What this task involves — Show every line in the entries below where the word "división" appears.

Task material —

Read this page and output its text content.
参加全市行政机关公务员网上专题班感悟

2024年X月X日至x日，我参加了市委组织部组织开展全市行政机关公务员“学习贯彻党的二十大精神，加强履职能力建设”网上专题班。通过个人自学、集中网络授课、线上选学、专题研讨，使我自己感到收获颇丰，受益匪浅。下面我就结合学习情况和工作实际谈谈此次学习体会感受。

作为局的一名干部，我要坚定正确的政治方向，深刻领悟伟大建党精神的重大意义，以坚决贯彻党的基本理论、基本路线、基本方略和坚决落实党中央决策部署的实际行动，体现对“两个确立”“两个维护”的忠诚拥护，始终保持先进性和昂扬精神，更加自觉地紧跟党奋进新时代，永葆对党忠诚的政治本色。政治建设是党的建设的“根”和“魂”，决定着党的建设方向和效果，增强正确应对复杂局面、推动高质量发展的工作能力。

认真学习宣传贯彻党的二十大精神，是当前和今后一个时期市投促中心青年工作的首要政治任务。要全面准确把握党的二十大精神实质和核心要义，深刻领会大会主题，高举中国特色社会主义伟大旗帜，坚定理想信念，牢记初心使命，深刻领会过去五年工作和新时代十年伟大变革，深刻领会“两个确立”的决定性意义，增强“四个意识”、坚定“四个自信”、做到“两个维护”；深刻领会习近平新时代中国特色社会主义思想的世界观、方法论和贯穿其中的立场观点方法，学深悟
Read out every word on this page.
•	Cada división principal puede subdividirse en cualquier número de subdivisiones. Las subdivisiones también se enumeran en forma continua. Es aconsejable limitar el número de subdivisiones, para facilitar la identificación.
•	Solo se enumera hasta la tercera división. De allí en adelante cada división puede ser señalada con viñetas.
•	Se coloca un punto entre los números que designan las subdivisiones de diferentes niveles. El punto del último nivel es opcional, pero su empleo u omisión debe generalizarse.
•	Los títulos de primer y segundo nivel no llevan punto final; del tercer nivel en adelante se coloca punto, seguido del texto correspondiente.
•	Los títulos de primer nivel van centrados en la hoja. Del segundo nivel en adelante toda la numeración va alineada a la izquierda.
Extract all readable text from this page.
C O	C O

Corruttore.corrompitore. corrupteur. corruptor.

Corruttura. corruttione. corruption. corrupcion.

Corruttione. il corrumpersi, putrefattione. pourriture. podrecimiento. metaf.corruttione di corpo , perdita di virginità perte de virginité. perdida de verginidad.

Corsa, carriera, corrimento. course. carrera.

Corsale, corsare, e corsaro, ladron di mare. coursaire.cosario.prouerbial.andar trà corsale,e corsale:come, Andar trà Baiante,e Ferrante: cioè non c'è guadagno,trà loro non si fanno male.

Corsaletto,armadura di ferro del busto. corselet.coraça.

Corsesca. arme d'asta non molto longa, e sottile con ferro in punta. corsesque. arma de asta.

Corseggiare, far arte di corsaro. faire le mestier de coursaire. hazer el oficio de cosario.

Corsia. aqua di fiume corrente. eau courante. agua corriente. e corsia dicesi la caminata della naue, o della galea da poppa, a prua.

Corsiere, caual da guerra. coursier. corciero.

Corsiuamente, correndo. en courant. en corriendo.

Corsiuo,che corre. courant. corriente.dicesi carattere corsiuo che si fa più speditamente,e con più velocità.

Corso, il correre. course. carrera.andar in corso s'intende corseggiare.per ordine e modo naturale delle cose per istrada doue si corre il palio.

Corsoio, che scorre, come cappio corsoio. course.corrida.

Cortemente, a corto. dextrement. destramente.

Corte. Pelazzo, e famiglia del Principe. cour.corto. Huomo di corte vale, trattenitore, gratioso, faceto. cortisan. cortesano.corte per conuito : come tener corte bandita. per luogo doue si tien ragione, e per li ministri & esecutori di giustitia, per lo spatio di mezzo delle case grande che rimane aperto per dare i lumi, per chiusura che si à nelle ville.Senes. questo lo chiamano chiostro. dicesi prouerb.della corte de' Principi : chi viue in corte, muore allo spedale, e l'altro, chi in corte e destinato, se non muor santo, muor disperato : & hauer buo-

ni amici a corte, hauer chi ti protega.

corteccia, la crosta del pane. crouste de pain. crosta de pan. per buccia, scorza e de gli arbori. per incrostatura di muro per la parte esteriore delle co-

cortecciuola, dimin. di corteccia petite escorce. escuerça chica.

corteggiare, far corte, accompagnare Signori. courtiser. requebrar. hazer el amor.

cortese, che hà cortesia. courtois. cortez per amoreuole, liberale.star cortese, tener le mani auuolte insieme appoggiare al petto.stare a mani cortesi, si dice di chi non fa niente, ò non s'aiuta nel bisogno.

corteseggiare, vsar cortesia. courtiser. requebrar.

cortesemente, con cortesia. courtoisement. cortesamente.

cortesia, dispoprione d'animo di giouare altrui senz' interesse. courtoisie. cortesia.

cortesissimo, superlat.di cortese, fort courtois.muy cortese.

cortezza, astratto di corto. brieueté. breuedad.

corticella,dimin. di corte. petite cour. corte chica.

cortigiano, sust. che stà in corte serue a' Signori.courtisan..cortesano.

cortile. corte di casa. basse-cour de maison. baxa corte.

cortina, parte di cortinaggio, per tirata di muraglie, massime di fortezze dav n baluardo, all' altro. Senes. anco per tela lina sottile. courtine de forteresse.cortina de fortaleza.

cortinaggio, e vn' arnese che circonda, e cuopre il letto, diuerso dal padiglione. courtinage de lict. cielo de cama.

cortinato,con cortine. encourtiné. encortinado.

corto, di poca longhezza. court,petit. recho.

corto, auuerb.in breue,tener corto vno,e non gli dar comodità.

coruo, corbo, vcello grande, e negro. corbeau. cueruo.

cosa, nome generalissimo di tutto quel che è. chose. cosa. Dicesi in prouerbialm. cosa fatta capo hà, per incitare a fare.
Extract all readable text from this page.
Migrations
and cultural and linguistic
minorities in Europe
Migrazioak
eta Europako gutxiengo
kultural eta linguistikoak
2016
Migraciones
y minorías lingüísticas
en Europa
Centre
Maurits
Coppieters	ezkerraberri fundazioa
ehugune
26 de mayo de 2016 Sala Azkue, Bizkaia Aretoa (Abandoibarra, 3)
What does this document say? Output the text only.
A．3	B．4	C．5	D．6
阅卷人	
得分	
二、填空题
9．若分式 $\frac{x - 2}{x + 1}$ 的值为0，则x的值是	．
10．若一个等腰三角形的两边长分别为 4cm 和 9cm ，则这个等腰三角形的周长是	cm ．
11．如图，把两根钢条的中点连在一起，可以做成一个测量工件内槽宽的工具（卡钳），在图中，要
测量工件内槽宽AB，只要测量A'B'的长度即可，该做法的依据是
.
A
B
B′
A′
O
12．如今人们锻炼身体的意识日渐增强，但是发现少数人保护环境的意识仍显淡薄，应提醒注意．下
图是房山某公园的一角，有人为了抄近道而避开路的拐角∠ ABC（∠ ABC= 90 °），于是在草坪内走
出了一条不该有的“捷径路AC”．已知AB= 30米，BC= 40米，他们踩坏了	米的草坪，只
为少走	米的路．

Solution —
•	Cada división principal puede subdividirse en cualquier número de subdivisiones. Las subdivisiones también se enumeran en forma continua. Es aconsejable limitar el número de subdivisiones, para facilitar la identificación.
•	Solo se enumera hasta la tercera división. De allí en adelante cada división puede ser señalada con viñetas.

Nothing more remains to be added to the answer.